____ Data records

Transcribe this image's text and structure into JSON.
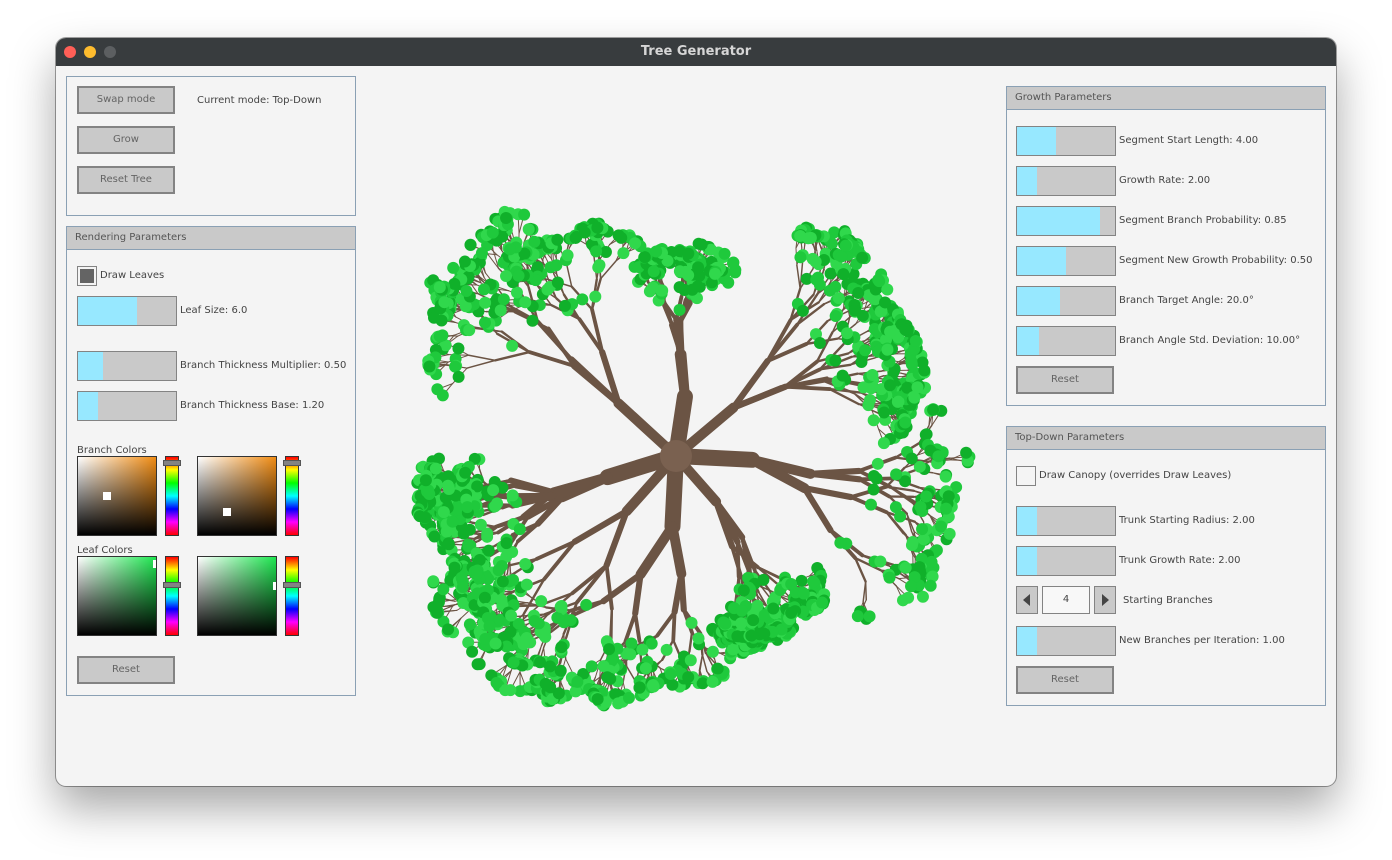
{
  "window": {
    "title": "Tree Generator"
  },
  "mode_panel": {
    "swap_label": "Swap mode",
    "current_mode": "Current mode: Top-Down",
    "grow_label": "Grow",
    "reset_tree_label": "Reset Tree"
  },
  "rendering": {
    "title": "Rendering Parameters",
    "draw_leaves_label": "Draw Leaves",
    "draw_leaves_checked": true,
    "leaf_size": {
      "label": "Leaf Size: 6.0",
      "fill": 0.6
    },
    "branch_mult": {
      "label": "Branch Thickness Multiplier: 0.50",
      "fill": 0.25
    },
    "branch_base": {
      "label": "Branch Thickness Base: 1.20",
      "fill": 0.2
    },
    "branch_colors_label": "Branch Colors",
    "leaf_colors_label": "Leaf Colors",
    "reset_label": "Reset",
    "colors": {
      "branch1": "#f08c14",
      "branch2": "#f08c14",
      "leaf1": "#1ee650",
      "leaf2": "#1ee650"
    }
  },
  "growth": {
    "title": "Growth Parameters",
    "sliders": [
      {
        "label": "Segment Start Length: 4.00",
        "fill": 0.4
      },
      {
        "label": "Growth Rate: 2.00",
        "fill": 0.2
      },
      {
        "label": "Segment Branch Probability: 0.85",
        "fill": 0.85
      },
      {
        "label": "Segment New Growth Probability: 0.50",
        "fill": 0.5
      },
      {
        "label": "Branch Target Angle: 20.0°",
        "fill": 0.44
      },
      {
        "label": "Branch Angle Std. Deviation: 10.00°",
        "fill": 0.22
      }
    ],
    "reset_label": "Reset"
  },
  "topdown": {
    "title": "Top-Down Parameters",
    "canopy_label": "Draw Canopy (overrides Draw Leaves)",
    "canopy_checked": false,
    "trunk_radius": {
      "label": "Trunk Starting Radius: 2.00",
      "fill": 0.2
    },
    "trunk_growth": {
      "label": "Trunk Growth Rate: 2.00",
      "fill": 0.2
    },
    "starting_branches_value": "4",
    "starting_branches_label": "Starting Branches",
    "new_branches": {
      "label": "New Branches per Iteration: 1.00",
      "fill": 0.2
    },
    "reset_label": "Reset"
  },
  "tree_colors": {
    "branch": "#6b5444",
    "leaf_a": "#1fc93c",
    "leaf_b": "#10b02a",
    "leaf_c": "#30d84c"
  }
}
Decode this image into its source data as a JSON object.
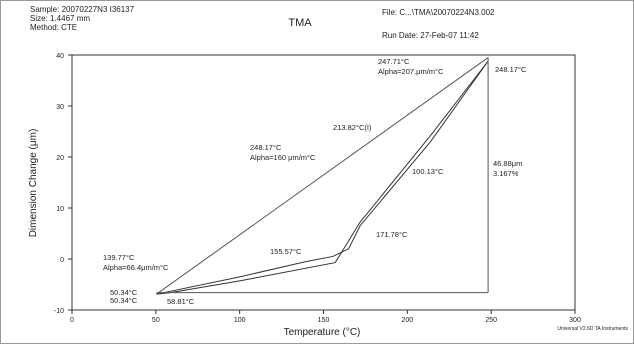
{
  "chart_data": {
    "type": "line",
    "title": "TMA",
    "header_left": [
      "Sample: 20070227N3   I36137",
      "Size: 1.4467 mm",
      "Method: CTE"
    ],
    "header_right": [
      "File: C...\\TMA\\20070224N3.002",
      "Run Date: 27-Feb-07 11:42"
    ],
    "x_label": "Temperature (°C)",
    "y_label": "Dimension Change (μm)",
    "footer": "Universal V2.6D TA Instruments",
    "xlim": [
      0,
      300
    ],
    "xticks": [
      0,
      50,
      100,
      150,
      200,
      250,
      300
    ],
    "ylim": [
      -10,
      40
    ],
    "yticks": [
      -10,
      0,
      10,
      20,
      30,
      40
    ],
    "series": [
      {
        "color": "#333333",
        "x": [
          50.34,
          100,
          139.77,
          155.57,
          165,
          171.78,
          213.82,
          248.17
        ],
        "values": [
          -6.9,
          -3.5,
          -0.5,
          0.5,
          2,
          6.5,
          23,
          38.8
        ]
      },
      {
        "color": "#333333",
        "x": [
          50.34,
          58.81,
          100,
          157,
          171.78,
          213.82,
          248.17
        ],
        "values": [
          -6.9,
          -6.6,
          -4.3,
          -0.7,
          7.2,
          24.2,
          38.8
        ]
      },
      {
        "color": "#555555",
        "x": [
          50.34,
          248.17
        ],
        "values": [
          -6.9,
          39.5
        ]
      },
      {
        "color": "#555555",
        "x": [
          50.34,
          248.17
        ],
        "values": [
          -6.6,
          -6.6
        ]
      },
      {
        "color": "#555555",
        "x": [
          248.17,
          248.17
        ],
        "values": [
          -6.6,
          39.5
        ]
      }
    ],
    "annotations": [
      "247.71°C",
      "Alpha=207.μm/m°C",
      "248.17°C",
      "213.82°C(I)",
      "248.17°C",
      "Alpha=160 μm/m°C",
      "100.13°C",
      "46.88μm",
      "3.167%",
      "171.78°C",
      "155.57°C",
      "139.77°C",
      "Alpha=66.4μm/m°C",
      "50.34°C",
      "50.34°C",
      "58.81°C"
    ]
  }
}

________
____ Data records

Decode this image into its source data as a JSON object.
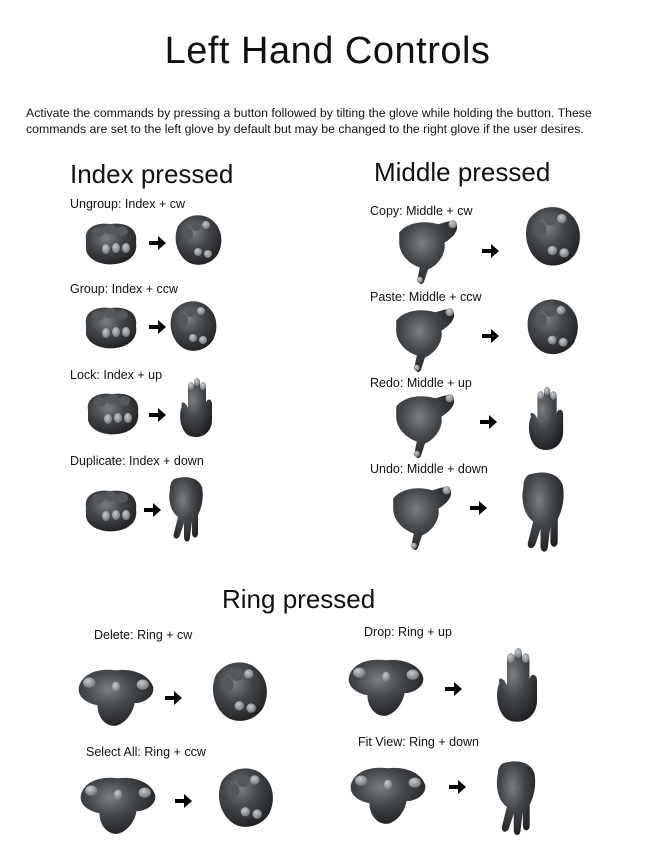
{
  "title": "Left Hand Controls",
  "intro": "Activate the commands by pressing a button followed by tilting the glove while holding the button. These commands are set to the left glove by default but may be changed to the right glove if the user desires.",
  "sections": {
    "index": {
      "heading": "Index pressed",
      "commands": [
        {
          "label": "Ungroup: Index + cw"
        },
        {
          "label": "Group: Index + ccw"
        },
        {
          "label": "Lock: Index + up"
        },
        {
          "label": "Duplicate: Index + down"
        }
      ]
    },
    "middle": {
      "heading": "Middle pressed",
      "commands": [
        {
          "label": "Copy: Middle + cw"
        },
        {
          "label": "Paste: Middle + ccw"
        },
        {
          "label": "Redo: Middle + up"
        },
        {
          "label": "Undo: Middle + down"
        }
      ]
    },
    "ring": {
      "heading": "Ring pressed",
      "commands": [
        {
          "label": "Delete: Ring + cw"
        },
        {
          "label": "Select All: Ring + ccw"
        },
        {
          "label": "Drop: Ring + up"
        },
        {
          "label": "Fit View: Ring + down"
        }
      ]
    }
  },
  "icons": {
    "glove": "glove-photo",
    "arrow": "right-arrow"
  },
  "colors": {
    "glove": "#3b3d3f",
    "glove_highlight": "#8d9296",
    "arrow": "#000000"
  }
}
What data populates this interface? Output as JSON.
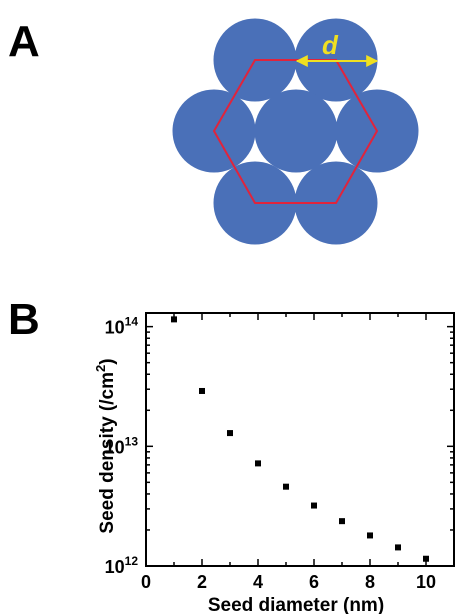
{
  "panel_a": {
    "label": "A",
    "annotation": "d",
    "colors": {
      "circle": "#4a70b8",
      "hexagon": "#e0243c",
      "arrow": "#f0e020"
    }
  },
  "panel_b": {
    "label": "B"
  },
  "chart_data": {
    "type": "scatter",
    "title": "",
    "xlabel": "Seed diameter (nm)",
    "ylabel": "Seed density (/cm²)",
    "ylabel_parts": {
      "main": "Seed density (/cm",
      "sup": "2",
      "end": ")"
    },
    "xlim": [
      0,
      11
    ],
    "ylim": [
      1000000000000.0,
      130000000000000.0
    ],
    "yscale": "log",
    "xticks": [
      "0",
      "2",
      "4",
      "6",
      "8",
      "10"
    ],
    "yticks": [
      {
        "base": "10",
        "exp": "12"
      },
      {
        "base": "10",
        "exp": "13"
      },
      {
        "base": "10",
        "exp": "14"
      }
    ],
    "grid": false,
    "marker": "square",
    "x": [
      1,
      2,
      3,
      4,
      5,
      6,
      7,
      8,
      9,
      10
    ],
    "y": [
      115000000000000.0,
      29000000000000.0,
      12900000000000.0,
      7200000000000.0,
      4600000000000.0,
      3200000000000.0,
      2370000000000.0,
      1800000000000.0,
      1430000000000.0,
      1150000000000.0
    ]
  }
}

________
____ Data records

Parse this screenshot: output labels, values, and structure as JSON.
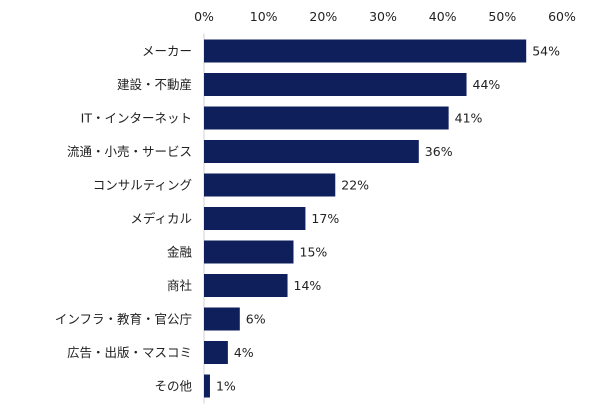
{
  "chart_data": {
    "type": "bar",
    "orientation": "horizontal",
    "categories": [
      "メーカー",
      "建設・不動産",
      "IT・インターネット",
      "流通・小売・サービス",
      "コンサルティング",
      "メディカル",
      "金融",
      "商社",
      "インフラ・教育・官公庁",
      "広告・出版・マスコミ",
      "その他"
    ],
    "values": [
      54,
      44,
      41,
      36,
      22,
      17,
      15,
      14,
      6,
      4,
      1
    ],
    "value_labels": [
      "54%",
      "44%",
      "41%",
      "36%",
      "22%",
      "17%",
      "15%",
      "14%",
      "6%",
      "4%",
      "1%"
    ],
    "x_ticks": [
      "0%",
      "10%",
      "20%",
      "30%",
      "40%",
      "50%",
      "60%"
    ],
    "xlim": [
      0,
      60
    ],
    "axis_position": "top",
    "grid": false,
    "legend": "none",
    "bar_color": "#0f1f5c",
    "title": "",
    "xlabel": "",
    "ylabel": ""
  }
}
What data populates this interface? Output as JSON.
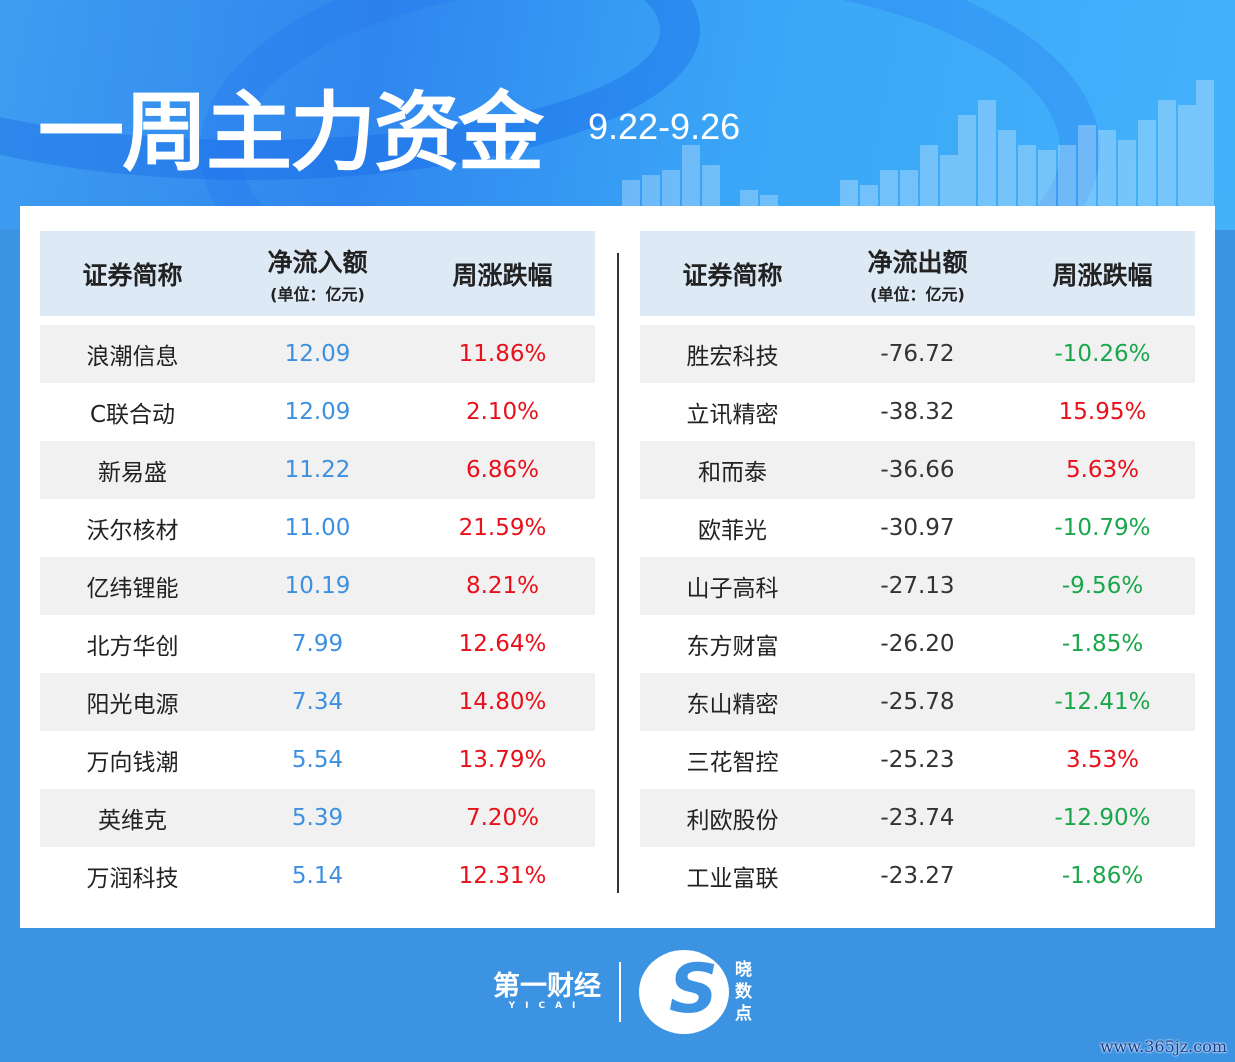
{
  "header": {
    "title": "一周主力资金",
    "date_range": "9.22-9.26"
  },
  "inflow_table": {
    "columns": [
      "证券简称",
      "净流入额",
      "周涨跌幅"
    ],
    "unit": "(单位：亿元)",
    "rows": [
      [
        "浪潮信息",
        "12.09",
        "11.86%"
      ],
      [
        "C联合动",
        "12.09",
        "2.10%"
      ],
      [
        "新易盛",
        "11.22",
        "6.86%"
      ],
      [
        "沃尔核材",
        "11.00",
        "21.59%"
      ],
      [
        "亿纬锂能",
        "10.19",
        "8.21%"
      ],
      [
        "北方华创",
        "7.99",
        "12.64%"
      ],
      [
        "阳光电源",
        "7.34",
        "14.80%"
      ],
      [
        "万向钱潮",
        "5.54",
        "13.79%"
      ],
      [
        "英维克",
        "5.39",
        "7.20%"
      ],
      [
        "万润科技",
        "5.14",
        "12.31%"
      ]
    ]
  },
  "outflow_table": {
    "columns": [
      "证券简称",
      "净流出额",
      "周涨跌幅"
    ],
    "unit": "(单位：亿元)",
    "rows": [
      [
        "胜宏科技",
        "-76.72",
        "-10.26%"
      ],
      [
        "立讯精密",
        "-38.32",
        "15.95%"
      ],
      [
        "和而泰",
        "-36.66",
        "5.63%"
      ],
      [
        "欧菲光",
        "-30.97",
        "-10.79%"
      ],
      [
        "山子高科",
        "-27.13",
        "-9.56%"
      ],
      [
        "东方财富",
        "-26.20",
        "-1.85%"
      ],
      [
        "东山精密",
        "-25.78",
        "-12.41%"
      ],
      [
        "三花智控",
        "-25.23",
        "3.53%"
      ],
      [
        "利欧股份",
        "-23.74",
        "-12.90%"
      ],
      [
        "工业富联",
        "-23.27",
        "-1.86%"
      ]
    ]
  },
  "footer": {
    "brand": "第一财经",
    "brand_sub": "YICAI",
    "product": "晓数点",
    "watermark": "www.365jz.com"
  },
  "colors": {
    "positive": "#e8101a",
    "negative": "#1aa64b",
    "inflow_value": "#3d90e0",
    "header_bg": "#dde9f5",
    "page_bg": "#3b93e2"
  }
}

________

- Problem description:
Give the count of lines that hold the word "Thickness", with nothing added.

- Worked answer:
2